All the data below goes into the copy word for word, but the pictures don't.

### Working data
*****

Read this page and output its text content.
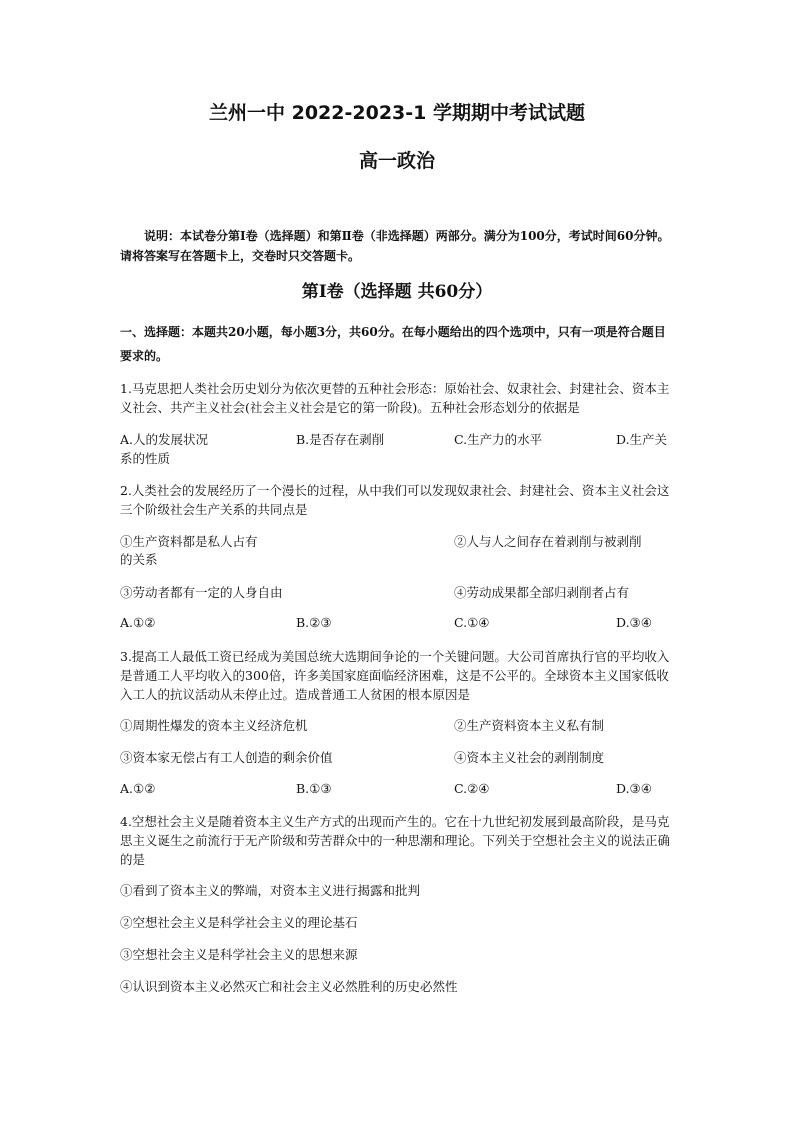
兰州一中 2022-2023-1 学期期中考试试题
高一政治
说明：本试卷分第Ⅰ卷（选择题）和第Ⅱ卷（非选择题）两部分。满分为100分，考试时间60分钟。请将答案写在答题卡上，交卷时只交答题卡。
第Ⅰ卷（选择题 共60分）
一、选择题：本题共20小题，每小题3分，共60分。在每小题给出的四个选项中，只有一项是符合题目要求的。
1.马克思把人类社会历史划分为依次更替的五种社会形态：原始社会、奴隶社会、封建社会、资本主义社会、共产主义社会(社会主义社会是它的第一阶段)。五种社会形态划分的依据是
A.人的发展状况	B.是否存在剥削	C.生产力的水平	D.生产关
系的性质
2.人类社会的发展经历了一个漫长的过程，从中我们可以发现奴隶社会、封建社会、资本主义社会这三个阶级社会生产关系的共同点是
①生产资料都是私人占有	②人与人之间存在着剥削与被剥削
的关系
③劳动者都有一定的人身自由	④劳动成果都全部归剥削者占有
A.①②	B.②③	C.①④	D.③④
3.提高工人最低工资已经成为美国总统大选期间争论的一个关键问题。大公司首席执行官的平均收入是普通工人平均收入的300倍，许多美国家庭面临经济困难，这是不公平的。全球资本主义国家低收入工人的抗议活动从未停止过。造成普通工人贫困的根本原因是
①周期性爆发的资本主义经济危机	②生产资料资本主义私有制
③资本家无偿占有工人创造的剩余价值	④资本主义社会的剥削制度
A.①②	B.①③	C.②④	D.③④
4.空想社会主义是随着资本主义生产方式的出现而产生的。它在十九世纪初发展到最高阶段，是马克思主义诞生之前流行于无产阶级和劳苦群众中的一种思潮和理论。下列关于空想社会主义的说法正确的是
①看到了资本主义的弊端，对资本主义进行揭露和批判
②空想社会主义是科学社会主义的理论基石
③空想社会主义是科学社会主义的思想来源
④认识到资本主义必然灭亡和社会主义必然胜利的历史必然性
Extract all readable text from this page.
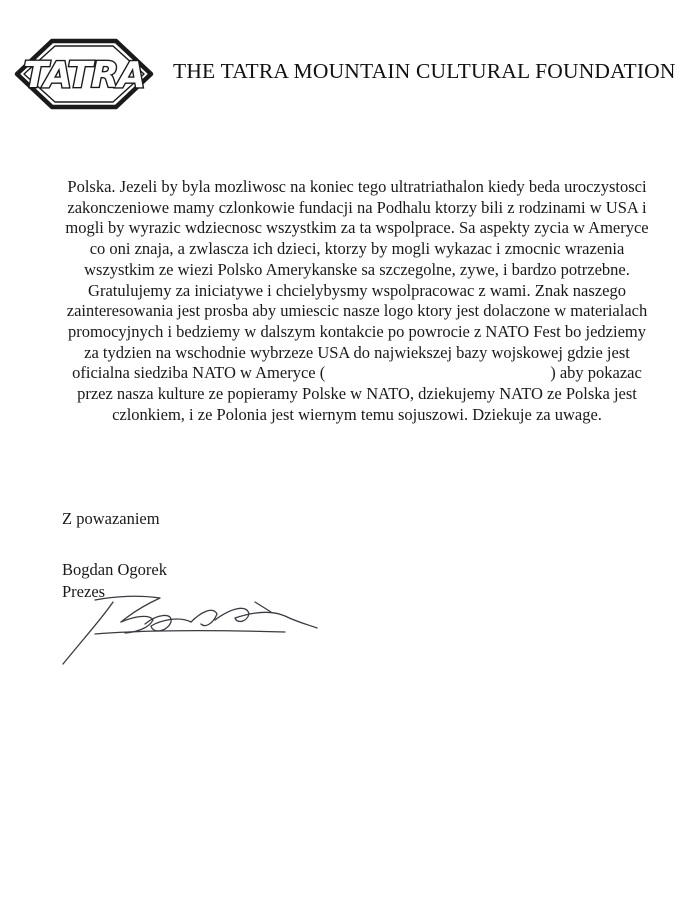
TATRA THE TATRA MOUNTAIN CULTURAL FOUNDATION

Polska. Jezeli by byla mozliwosc na koniec tego ultratriathalon kiedy beda uroczystosci zakonczeniowe mamy czlonkowie fundacji na Podhalu ktorzy bili z rodzinami w USA i mogli by wyrazic wdziecnosc wszystkim za ta wspolprace. Sa aspekty zycia w Ameryce co oni znaja, a zwlascza ich dzieci, ktorzy by mogli wykazac i zmocnic wrazenia wszystkim ze wiezi Polsko Amerykanske sa szczegolne, zywe, i bardzo potrzebne.

Gratulujemy za iniciatywe i chcielybysmy wspolpracowac z wami. Znak naszego zainteresowania jest prosba aby umiescic nasze logo ktory jest dolaczone w materialach promocyjnych i bedziemy w dalszym kontakcie po powrocie z NATO Fest bo jedziemy za tydzien na wschodnie wybrzeze USA do najwiekszej bazy wojskowej gdzie jest oficialna siedziba NATO w Ameryce (	) aby pokazac przez nasza kulture ze popieramy Polske w NATO, dziekujemy NATO ze Polska jest czlonkiem, i ze Polonia jest wiernym temu sojuszowi. Dziekuje za uwage.

Z powazaniem
Bogdan Ogorek
Prezes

*****

### Full response
Read this page and output its text content.
兰州一中 2022-2023-1 学期期中考试试题
高一政治
说明：本试卷分第Ⅰ卷（选择题）和第Ⅱ卷（非选择题）两部分。满分为100分，考试时间60分钟。请将答案写在答题卡上，交卷时只交答题卡。
第Ⅰ卷（选择题 共60分）
一、选择题：本题共20小题，每小题3分，共60分。在每小题给出的四个选项中，只有一项是符合题目要求的。
1.马克思把人类社会历史划分为依次更替的五种社会形态：原始社会、奴隶社会、封建社会、资本主义社会、共产主义社会(社会主义社会是它的第一阶段)。五种社会形态划分的依据是
A.人的发展状况	B.是否存在剥削	C.生产力的水平	D.生产关
系的性质
2.人类社会的发展经历了一个漫长的过程，从中我们可以发现奴隶社会、封建社会、资本主义社会这三个阶级社会生产关系的共同点是
①生产资料都是私人占有	②人与人之间存在着剥削与被剥削
的关系
③劳动者都有一定的人身自由	④劳动成果都全部归剥削者占有
A.①②	B.②③	C.①④	D.③④
3.提高工人最低工资已经成为美国总统大选期间争论的一个关键问题。大公司首席执行官的平均收入是普通工人平均收入的300倍，许多美国家庭面临经济困难，这是不公平的。全球资本主义国家低收入工人的抗议活动从未停止过。造成普通工人贫困的根本原因是
①周期性爆发的资本主义经济危机	②生产资料资本主义私有制
③资本家无偿占有工人创造的剩余价值	④资本主义社会的剥削制度
A.①②	B.①③	C.②④	D.③④
4.空想社会主义是随着资本主义生产方式的出现而产生的。它在十九世纪初发展到最高阶段，是马克思主义诞生之前流行于无产阶级和劳苦群众中的一种思潮和理论。下列关于空想社会主义的说法正确的是
①看到了资本主义的弊端，对资本主义进行揭露和批判
②空想社会主义是科学社会主义的理论基石
③空想社会主义是科学社会主义的思想来源
④认识到资本主义必然灭亡和社会主义必然胜利的历史必然性
Extract all readable text from this page.
TATRA THE TATRA MOUNTAIN CULTURAL FOUNDATION

Polska. Jezeli by byla mozliwosc na koniec tego ultratriathalon kiedy beda uroczystosci zakonczeniowe mamy czlonkowie fundacji na Podhalu ktorzy bili z rodzinami w USA i mogli by wyrazic wdziecnosc wszystkim za ta wspolprace. Sa aspekty zycia w Ameryce co oni znaja, a zwlascza ich dzieci, ktorzy by mogli wykazac i zmocnic wrazenia wszystkim ze wiezi Polsko Amerykanske sa szczegolne, zywe, i bardzo potrzebne.

Gratulujemy za iniciatywe i chcielybysmy wspolpracowac z wami. Znak naszego zainteresowania jest prosba aby umiescic nasze logo ktory jest dolaczone w materialach promocyjnych i bedziemy w dalszym kontakcie po powrocie z NATO Fest bo jedziemy za tydzien na wschodnie wybrzeze USA do najwiekszej bazy wojskowej gdzie jest oficialna siedziba NATO w Ameryce (	) aby pokazac przez nasza kulture ze popieramy Polske w NATO, dziekujemy NATO ze Polska jest czlonkiem, i ze Polonia jest wiernym temu sojuszowi. Dziekuje za uwage.

Z powazaniem
Bogdan Ogorek
Prezes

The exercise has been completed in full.